■ **TASK GOAL**
Repeat the entries below exactly as they appear, with no pictures.

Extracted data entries
/---

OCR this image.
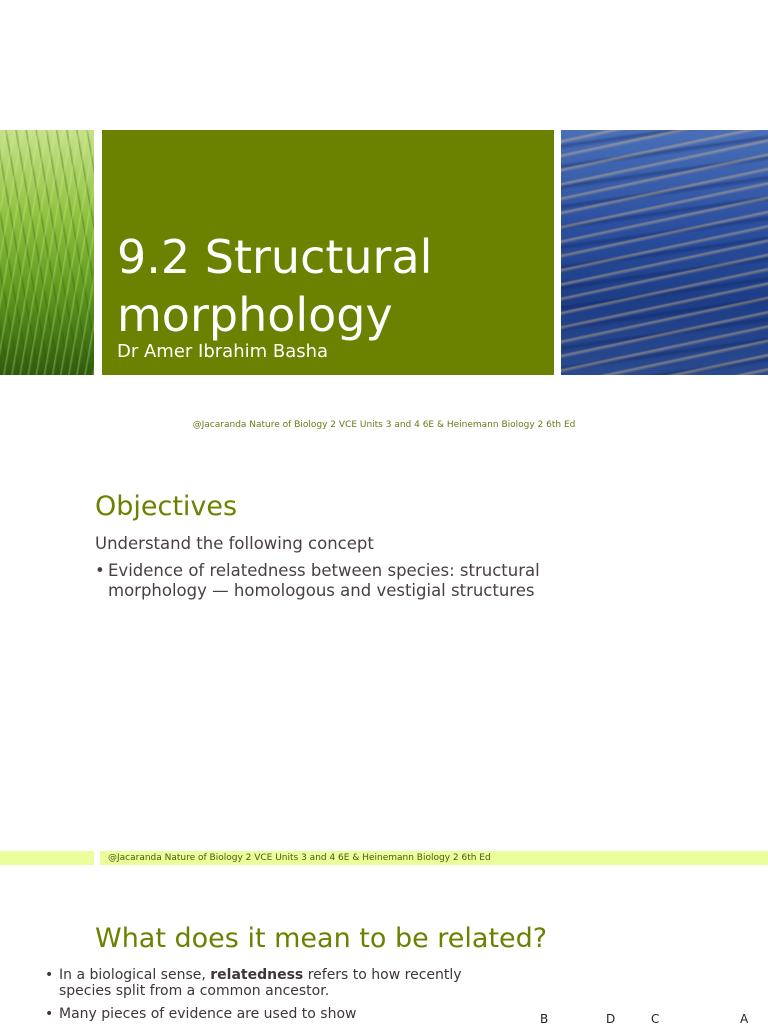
9.2 Structural morphology
Dr Amer Ibrahim Basha
@Jacaranda Nature of Biology 2 VCE Units 3 and 4 6E & Heinemann Biology 2 6th Ed
Objectives
Understand the following concept
• Evidence of relatedness between species: structural morphology — homologous and vestigial structures
@Jacaranda Nature of Biology 2 VCE Units 3 and 4 6E & Heinemann Biology 2 6th Ed
What does it mean to be related?
• In a biological sense, relatedness refers to how recently species split from a common ancestor.
• Many pieces of evidence are used to show	B	D	C	A
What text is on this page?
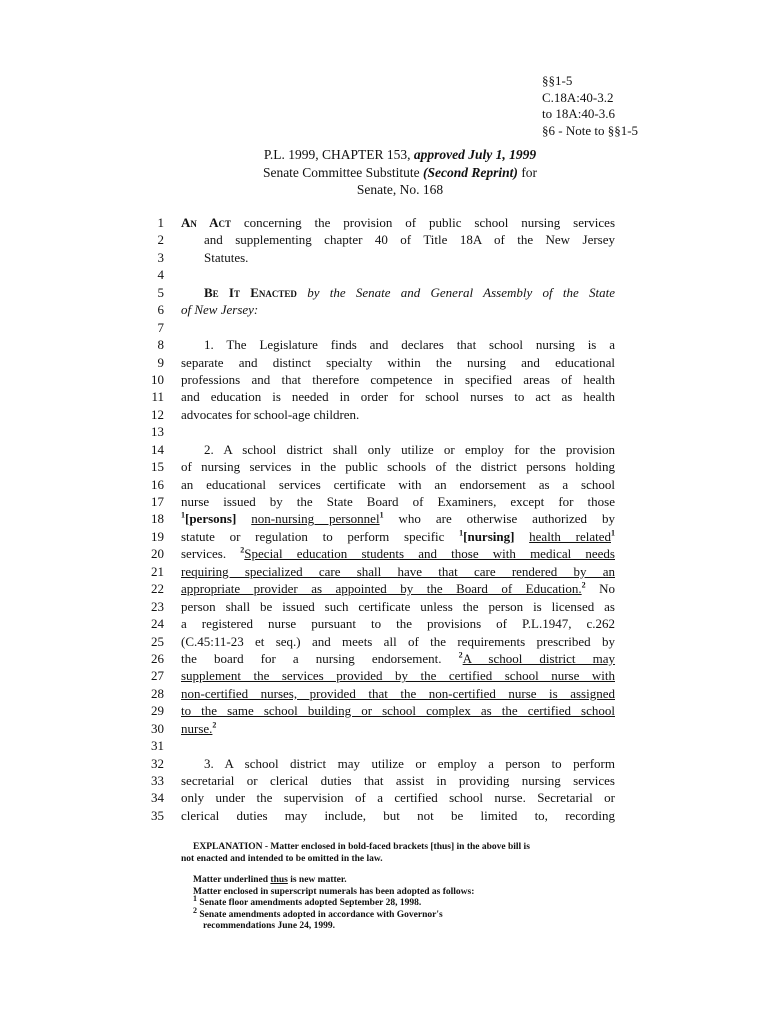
§§1-5
C.18A:40-3.2
to 18A:40-3.6
§6 - Note to §§1-5
P.L. 1999, CHAPTER 153, approved July 1, 1999
Senate Committee Substitute (Second Reprint) for
Senate, No. 168
1 An Act concerning the provision of public school nursing services
2	and supplementing chapter 40 of Title 18A of the New Jersey
3	Statutes.
4
5	Be It Enacted by the Senate and General Assembly of the State
6 of New Jersey:
7
8	1. The Legislature finds and declares that school nursing is a
9 separate and distinct specialty within the nursing and educational
10 professions and that therefore competence in specified areas of health
11 and education is needed in order for school nurses to act as health
12 advocates for school-age children.
13
14	2. A school district shall only utilize or employ for the provision
15 of nursing services in the public schools of the district persons holding
16 an educational services certificate with an endorsement as a school
17 nurse issued by the State Board of Examiners, except for those
18 $^1$[persons] non-nursing personnel$^1$ who are otherwise authorized by
19 statute or regulation to perform specific $^1$[nursing] health related$^1$
20 services. $^2$Special education students and those with medical needs
21 requiring specialized care shall have that care rendered by an
22 appropriate provider as appointed by the Board of Education.$^2$ No
23 person shall be issued such certificate unless the person is licensed as
24 a registered nurse pursuant to the provisions of P.L.1947, c.262
25 (C.45:11-23 et seq.) and meets all of the requirements prescribed by
26 the board for a nursing endorsement. $^2$A school district may
27 supplement the services provided by the certified school nurse with
28 non-certified nurses, provided that the non-certified nurse is assigned
29 to the same school building or school complex as the certified school
30 nurse.$^2$
31
32	3. A school district may utilize or employ a person to perform
33 secretarial or clerical duties that assist in providing nursing services
34 only under the supervision of a certified school nurse. Secretarial or
35 clerical duties may include, but not be limited to, recording
EXPLANATION - Matter enclosed in bold-faced brackets [thus] in the above bill is
not enacted and intended to be omitted in the law.
Matter underlined thus is new matter.
Matter enclosed in superscript numerals has been adopted as follows:
$^1$ Senate floor amendments adopted September 28, 1998.
$^2$ Senate amendments adopted in accordance with Governor's
recommendations June 24, 1999.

\---

■ **IN RESPONSE**
OCR this image.
9.2 Structural morphology
Dr Amer Ibrahim Basha
@Jacaranda Nature of Biology 2 VCE Units 3 and 4 6E & Heinemann Biology 2 6th Ed
Objectives
Understand the following concept
• Evidence of relatedness between species: structural morphology — homologous and vestigial structures
@Jacaranda Nature of Biology 2 VCE Units 3 and 4 6E & Heinemann Biology 2 6th Ed
What does it mean to be related?
• In a biological sense, relatedness refers to how recently species split from a common ancestor.
• Many pieces of evidence are used to show	B	D	C	A
What text is on this page?
§§1-5
C.18A:40-3.2
to 18A:40-3.6
§6 - Note to §§1-5
P.L. 1999, CHAPTER 153, approved July 1, 1999
Senate Committee Substitute (Second Reprint) for
Senate, No. 168
1 An Act concerning the provision of public school nursing services
2	and supplementing chapter 40 of Title 18A of the New Jersey
3	Statutes.
4
5	Be It Enacted by the Senate and General Assembly of the State
6 of New Jersey:
7
8	1. The Legislature finds and declares that school nursing is a
9 separate and distinct specialty within the nursing and educational
10 professions and that therefore competence in specified areas of health
11 and education is needed in order for school nurses to act as health
12 advocates for school-age children.
13
14	2. A school district shall only utilize or employ for the provision
15 of nursing services in the public schools of the district persons holding
16 an educational services certificate with an endorsement as a school
17 nurse issued by the State Board of Examiners, except for those
18 $^1$[persons] non-nursing personnel$^1$ who are otherwise authorized by
19 statute or regulation to perform specific $^1$[nursing] health related$^1$
20 services. $^2$Special education students and those with medical needs
21 requiring specialized care shall have that care rendered by an
22 appropriate provider as appointed by the Board of Education.$^2$ No
23 person shall be issued such certificate unless the person is licensed as
24 a registered nurse pursuant to the provisions of P.L.1947, c.262
25 (C.45:11-23 et seq.) and meets all of the requirements prescribed by
26 the board for a nursing endorsement. $^2$A school district may
27 supplement the services provided by the certified school nurse with
28 non-certified nurses, provided that the non-certified nurse is assigned
29 to the same school building or school complex as the certified school
30 nurse.$^2$
31
32	3. A school district may utilize or employ a person to perform
33 secretarial or clerical duties that assist in providing nursing services
34 only under the supervision of a certified school nurse. Secretarial or
35 clerical duties may include, but not be limited to, recording
EXPLANATION - Matter enclosed in bold-faced brackets [thus] in the above bill is
not enacted and intended to be omitted in the law.
Matter underlined thus is new matter.
Matter enclosed in superscript numerals has been adopted as follows:
$^1$ Senate floor amendments adopted September 28, 1998.
$^2$ Senate amendments adopted in accordance with Governor's
recommendations June 24, 1999.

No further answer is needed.